The records that follow are to be repeated without alteration.

----- LISTED ENTRIES

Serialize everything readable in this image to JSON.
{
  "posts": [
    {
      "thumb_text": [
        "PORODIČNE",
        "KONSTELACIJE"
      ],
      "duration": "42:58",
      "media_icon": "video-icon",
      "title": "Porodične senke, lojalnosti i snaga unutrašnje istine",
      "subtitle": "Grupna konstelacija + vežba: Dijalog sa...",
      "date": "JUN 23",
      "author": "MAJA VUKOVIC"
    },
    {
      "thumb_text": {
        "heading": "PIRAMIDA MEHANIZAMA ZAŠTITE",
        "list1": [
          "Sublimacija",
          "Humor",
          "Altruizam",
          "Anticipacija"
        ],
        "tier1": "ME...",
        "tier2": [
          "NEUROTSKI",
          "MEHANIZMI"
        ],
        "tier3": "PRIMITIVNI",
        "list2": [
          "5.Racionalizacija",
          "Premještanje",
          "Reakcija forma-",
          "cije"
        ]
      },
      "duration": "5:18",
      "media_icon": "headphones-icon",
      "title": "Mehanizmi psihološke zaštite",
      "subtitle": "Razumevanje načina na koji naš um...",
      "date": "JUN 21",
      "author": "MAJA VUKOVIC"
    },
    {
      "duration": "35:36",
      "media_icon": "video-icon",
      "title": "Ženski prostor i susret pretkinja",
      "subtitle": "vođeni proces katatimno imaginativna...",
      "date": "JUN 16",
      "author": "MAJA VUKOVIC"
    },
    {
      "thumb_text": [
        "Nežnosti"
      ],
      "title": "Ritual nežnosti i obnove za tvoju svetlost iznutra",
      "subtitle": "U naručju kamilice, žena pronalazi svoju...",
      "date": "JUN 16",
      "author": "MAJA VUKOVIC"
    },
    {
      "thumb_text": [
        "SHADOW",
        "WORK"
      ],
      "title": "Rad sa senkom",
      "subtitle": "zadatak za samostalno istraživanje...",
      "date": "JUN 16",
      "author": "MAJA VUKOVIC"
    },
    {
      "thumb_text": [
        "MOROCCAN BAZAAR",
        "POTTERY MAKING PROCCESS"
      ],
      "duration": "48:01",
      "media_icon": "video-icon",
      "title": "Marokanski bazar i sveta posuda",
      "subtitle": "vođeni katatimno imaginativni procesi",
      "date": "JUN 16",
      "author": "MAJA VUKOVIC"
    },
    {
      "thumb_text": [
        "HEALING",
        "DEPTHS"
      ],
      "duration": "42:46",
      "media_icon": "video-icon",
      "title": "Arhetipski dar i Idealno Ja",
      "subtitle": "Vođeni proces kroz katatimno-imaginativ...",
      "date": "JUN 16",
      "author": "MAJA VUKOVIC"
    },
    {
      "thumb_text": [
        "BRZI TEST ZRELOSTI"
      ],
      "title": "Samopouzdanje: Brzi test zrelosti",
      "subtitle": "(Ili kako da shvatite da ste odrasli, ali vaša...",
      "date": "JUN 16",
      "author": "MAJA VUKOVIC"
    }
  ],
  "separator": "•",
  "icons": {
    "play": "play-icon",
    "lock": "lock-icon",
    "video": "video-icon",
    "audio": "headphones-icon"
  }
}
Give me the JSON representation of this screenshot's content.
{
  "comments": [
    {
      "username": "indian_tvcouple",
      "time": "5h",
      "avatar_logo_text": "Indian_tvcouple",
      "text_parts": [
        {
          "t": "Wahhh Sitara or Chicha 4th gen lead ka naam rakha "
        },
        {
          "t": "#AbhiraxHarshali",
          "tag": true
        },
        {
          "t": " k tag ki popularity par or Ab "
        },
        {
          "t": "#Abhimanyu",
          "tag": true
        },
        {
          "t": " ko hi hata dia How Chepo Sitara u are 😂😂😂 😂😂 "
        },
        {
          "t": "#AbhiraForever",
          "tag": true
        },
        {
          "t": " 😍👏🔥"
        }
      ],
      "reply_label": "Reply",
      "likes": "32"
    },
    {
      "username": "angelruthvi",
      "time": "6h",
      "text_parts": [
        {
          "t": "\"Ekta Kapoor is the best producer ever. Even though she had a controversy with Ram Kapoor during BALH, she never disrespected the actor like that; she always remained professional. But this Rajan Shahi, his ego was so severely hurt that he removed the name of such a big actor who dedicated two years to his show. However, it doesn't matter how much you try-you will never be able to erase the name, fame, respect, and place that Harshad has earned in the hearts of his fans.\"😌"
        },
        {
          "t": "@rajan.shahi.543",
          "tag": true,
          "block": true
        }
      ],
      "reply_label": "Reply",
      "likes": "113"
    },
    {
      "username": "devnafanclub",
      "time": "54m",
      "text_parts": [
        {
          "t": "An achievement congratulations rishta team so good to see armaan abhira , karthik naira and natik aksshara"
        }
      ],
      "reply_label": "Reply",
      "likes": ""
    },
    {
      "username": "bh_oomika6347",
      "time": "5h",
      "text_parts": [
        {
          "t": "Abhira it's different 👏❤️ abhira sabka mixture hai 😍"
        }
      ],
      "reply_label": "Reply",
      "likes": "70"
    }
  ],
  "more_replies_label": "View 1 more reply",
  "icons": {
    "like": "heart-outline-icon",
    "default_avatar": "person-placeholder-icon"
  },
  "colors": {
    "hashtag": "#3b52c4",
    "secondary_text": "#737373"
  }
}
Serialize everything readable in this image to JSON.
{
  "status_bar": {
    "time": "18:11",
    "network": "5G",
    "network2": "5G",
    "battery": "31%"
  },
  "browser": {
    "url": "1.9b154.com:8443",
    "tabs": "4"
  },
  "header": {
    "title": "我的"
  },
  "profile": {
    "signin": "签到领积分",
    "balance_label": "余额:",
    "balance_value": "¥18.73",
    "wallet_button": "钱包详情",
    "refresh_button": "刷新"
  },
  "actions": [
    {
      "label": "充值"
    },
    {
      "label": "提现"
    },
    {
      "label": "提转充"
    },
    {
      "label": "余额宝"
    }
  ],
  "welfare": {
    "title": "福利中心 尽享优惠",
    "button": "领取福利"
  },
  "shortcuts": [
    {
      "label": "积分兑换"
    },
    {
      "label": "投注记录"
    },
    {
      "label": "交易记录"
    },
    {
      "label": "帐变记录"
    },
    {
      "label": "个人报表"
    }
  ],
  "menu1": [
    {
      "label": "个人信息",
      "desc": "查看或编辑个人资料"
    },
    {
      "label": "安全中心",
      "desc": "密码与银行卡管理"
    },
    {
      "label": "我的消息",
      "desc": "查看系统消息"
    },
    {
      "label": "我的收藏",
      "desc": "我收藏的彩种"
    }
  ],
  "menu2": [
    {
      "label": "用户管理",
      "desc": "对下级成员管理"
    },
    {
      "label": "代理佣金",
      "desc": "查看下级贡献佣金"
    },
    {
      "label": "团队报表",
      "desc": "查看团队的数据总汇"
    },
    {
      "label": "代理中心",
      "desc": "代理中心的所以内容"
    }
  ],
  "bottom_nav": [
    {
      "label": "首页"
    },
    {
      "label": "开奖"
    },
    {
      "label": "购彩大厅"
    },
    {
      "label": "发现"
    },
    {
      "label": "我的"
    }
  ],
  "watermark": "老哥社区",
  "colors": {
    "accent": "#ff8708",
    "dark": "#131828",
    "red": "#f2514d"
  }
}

----------

* OUTPUT OF THE EXERCISE
Serialize everything readable in this image to JSON.
{
  "posts": [
    {
      "thumb_text": [
        "PORODIČNE",
        "KONSTELACIJE"
      ],
      "duration": "42:58",
      "media_icon": "video-icon",
      "title": "Porodične senke, lojalnosti i snaga unutrašnje istine",
      "subtitle": "Grupna konstelacija + vežba: Dijalog sa...",
      "date": "JUN 23",
      "author": "MAJA VUKOVIC"
    },
    {
      "thumb_text": {
        "heading": "PIRAMIDA MEHANIZAMA ZAŠTITE",
        "list1": [
          "Sublimacija",
          "Humor",
          "Altruizam",
          "Anticipacija"
        ],
        "tier1": "ME...",
        "tier2": [
          "NEUROTSKI",
          "MEHANIZMI"
        ],
        "tier3": "PRIMITIVNI",
        "list2": [
          "5.Racionalizacija",
          "Premještanje",
          "Reakcija forma-",
          "cije"
        ]
      },
      "duration": "5:18",
      "media_icon": "headphones-icon",
      "title": "Mehanizmi psihološke zaštite",
      "subtitle": "Razumevanje načina na koji naš um...",
      "date": "JUN 21",
      "author": "MAJA VUKOVIC"
    },
    {
      "duration": "35:36",
      "media_icon": "video-icon",
      "title": "Ženski prostor i susret pretkinja",
      "subtitle": "vođeni proces katatimno imaginativna...",
      "date": "JUN 16",
      "author": "MAJA VUKOVIC"
    },
    {
      "thumb_text": [
        "Nežnosti"
      ],
      "title": "Ritual nežnosti i obnove za tvoju svetlost iznutra",
      "subtitle": "U naručju kamilice, žena pronalazi svoju...",
      "date": "JUN 16",
      "author": "MAJA VUKOVIC"
    },
    {
      "thumb_text": [
        "SHADOW",
        "WORK"
      ],
      "title": "Rad sa senkom",
      "subtitle": "zadatak za samostalno istraživanje...",
      "date": "JUN 16",
      "author": "MAJA VUKOVIC"
    },
    {
      "thumb_text": [
        "MOROCCAN BAZAAR",
        "POTTERY MAKING PROCCESS"
      ],
      "duration": "48:01",
      "media_icon": "video-icon",
      "title": "Marokanski bazar i sveta posuda",
      "subtitle": "vođeni katatimno imaginativni procesi",
      "date": "JUN 16",
      "author": "MAJA VUKOVIC"
    },
    {
      "thumb_text": [
        "HEALING",
        "DEPTHS"
      ],
      "duration": "42:46",
      "media_icon": "video-icon",
      "title": "Arhetipski dar i Idealno Ja",
      "subtitle": "Vođeni proces kroz katatimno-imaginativ...",
      "date": "JUN 16",
      "author": "MAJA VUKOVIC"
    },
    {
      "thumb_text": [
        "BRZI TEST ZRELOSTI"
      ],
      "title": "Samopouzdanje: Brzi test zrelosti",
      "subtitle": "(Ili kako da shvatite da ste odrasli, ali vaša...",
      "date": "JUN 16",
      "author": "MAJA VUKOVIC"
    }
  ],
  "separator": "•",
  "icons": {
    "play": "play-icon",
    "lock": "lock-icon",
    "video": "video-icon",
    "audio": "headphones-icon"
  }
}
Give me the JSON representation of this screenshot's content.
{
  "comments": [
    {
      "username": "indian_tvcouple",
      "time": "5h",
      "avatar_logo_text": "Indian_tvcouple",
      "text_parts": [
        {
          "t": "Wahhh Sitara or Chicha 4th gen lead ka naam rakha "
        },
        {
          "t": "#AbhiraxHarshali",
          "tag": true
        },
        {
          "t": " k tag ki popularity par or Ab "
        },
        {
          "t": "#Abhimanyu",
          "tag": true
        },
        {
          "t": " ko hi hata dia How Chepo Sitara u are 😂😂😂 😂😂 "
        },
        {
          "t": "#AbhiraForever",
          "tag": true
        },
        {
          "t": " 😍👏🔥"
        }
      ],
      "reply_label": "Reply",
      "likes": "32"
    },
    {
      "username": "angelruthvi",
      "time": "6h",
      "text_parts": [
        {
          "t": "\"Ekta Kapoor is the best producer ever. Even though she had a controversy with Ram Kapoor during BALH, she never disrespected the actor like that; she always remained professional. But this Rajan Shahi, his ego was so severely hurt that he removed the name of such a big actor who dedicated two years to his show. However, it doesn't matter how much you try-you will never be able to erase the name, fame, respect, and place that Harshad has earned in the hearts of his fans.\"😌"
        },
        {
          "t": "@rajan.shahi.543",
          "tag": true,
          "block": true
        }
      ],
      "reply_label": "Reply",
      "likes": "113"
    },
    {
      "username": "devnafanclub",
      "time": "54m",
      "text_parts": [
        {
          "t": "An achievement congratulations rishta team so good to see armaan abhira , karthik naira and natik aksshara"
        }
      ],
      "reply_label": "Reply",
      "likes": ""
    },
    {
      "username": "bh_oomika6347",
      "time": "5h",
      "text_parts": [
        {
          "t": "Abhira it's different 👏❤️ abhira sabka mixture hai 😍"
        }
      ],
      "reply_label": "Reply",
      "likes": "70"
    }
  ],
  "more_replies_label": "View 1 more reply",
  "icons": {
    "like": "heart-outline-icon",
    "default_avatar": "person-placeholder-icon"
  },
  "colors": {
    "hashtag": "#3b52c4",
    "secondary_text": "#737373"
  }
}
Serialize everything readable in this image to JSON.
{
  "status_bar": {
    "time": "18:11",
    "network": "5G",
    "network2": "5G",
    "battery": "31%"
  },
  "browser": {
    "url": "1.9b154.com:8443",
    "tabs": "4"
  },
  "header": {
    "title": "我的"
  },
  "profile": {
    "signin": "签到领积分",
    "balance_label": "余额:",
    "balance_value": "¥18.73",
    "wallet_button": "钱包详情",
    "refresh_button": "刷新"
  },
  "actions": [
    {
      "label": "充值"
    },
    {
      "label": "提现"
    },
    {
      "label": "提转充"
    },
    {
      "label": "余额宝"
    }
  ],
  "welfare": {
    "title": "福利中心 尽享优惠",
    "button": "领取福利"
  },
  "shortcuts": [
    {
      "label": "积分兑换"
    },
    {
      "label": "投注记录"
    },
    {
      "label": "交易记录"
    },
    {
      "label": "帐变记录"
    },
    {
      "label": "个人报表"
    }
  ],
  "menu1": [
    {
      "label": "个人信息",
      "desc": "查看或编辑个人资料"
    },
    {
      "label": "安全中心",
      "desc": "密码与银行卡管理"
    },
    {
      "label": "我的消息",
      "desc": "查看系统消息"
    },
    {
      "label": "我的收藏",
      "desc": "我收藏的彩种"
    }
  ],
  "menu2": [
    {
      "label": "用户管理",
      "desc": "对下级成员管理"
    },
    {
      "label": "代理佣金",
      "desc": "查看下级贡献佣金"
    },
    {
      "label": "团队报表",
      "desc": "查看团队的数据总汇"
    },
    {
      "label": "代理中心",
      "desc": "代理中心的所以内容"
    }
  ],
  "bottom_nav": [
    {
      "label": "首页"
    },
    {
      "label": "开奖"
    },
    {
      "label": "购彩大厅"
    },
    {
      "label": "发现"
    },
    {
      "label": "我的"
    }
  ],
  "watermark": "老哥社区",
  "colors": {
    "accent": "#ff8708",
    "dark": "#131828",
    "red": "#f2514d"
  }
}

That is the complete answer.